=== DATA ROWS ===

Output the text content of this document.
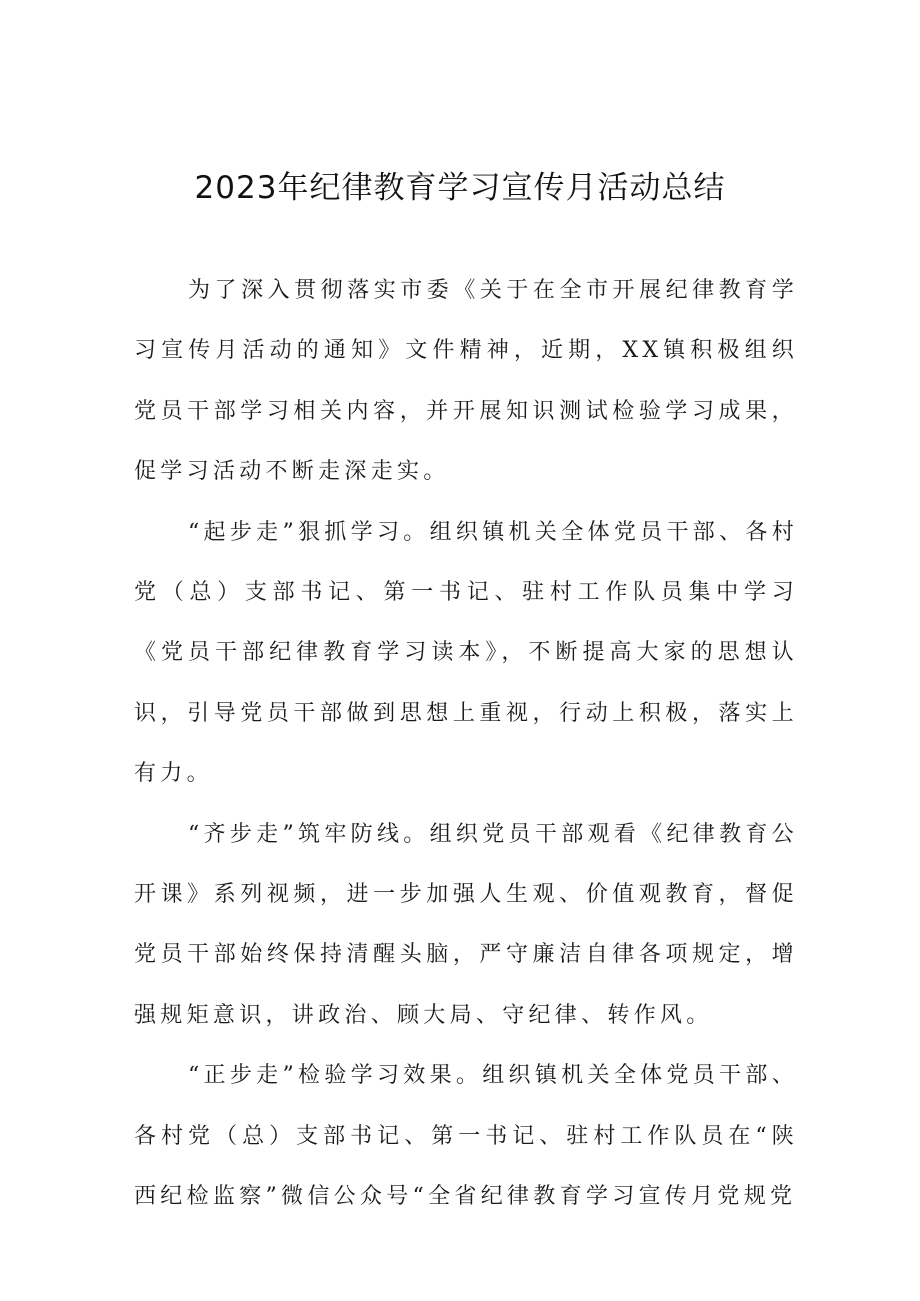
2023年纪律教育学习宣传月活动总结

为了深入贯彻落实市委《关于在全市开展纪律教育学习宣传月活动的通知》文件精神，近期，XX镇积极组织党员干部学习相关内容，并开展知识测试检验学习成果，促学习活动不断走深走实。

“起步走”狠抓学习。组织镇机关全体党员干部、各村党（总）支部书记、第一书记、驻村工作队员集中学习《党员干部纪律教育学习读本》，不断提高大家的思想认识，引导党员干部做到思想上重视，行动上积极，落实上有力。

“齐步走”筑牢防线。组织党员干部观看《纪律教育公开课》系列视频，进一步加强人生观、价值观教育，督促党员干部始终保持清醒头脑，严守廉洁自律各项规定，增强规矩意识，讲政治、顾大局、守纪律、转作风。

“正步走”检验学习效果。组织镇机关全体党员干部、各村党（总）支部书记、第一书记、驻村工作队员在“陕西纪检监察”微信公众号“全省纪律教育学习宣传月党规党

===
=== DATA ROWS ===

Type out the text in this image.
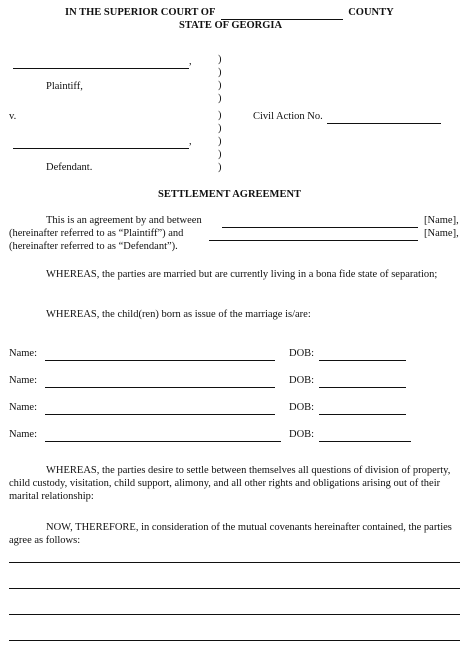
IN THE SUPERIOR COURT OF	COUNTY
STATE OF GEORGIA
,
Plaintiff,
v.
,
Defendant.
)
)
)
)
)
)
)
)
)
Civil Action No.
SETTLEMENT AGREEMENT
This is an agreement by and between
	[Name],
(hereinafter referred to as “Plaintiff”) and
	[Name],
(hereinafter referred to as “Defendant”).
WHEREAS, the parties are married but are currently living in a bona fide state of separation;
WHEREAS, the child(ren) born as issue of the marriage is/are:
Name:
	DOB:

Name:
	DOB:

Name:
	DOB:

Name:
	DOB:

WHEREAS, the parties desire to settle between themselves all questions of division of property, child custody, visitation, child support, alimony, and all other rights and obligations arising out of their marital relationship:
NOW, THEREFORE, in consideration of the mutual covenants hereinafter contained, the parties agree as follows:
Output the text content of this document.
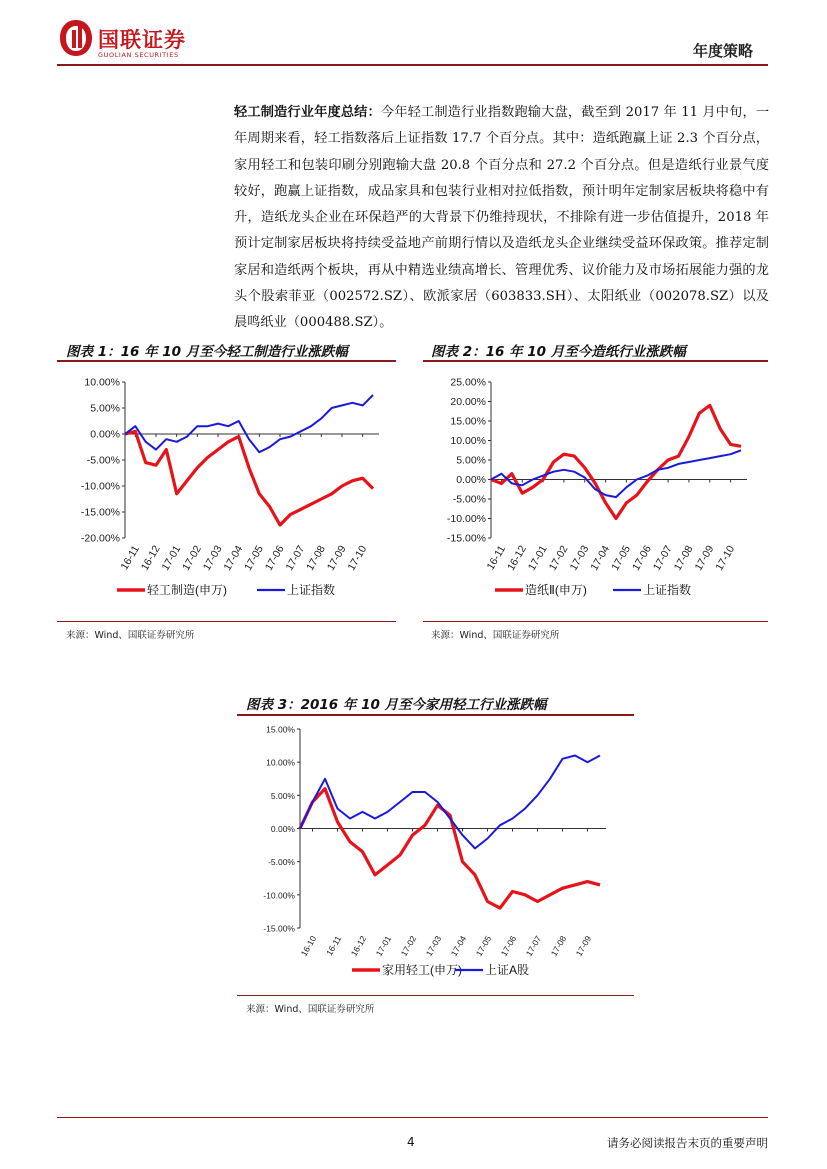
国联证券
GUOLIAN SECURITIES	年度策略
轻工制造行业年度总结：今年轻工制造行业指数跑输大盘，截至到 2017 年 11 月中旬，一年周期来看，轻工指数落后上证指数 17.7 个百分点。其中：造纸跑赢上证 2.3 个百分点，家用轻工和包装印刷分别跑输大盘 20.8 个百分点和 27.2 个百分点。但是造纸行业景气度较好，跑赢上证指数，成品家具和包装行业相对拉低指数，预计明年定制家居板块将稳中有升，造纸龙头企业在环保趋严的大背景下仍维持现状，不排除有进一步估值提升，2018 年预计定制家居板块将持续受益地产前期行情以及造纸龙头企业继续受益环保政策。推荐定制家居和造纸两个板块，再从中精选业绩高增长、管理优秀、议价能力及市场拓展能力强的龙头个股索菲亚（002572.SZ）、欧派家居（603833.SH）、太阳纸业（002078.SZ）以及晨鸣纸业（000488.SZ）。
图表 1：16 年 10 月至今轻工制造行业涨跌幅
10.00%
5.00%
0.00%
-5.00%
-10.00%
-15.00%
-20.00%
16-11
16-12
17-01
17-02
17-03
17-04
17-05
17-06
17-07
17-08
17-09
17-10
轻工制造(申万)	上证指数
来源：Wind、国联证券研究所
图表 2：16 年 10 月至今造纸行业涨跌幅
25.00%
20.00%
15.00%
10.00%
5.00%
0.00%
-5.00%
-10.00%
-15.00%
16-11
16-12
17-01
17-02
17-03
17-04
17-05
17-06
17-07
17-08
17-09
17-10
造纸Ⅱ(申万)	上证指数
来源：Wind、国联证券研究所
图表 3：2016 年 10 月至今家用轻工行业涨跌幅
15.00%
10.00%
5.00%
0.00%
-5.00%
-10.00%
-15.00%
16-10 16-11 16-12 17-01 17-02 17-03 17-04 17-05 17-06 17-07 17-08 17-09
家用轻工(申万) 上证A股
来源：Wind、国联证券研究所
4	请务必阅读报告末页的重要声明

===

WORK TO BE COMPLETED —
Extract every line that has the string "hereinafter" in it.

WORKED ANSWER —
(hereinafter referred to as “Plaintiff”) and
(hereinafter referred to as “Defendant”).
NOW, THEREFORE, in consideration of the mutual covenants hereinafter contained, the parties agree as follows:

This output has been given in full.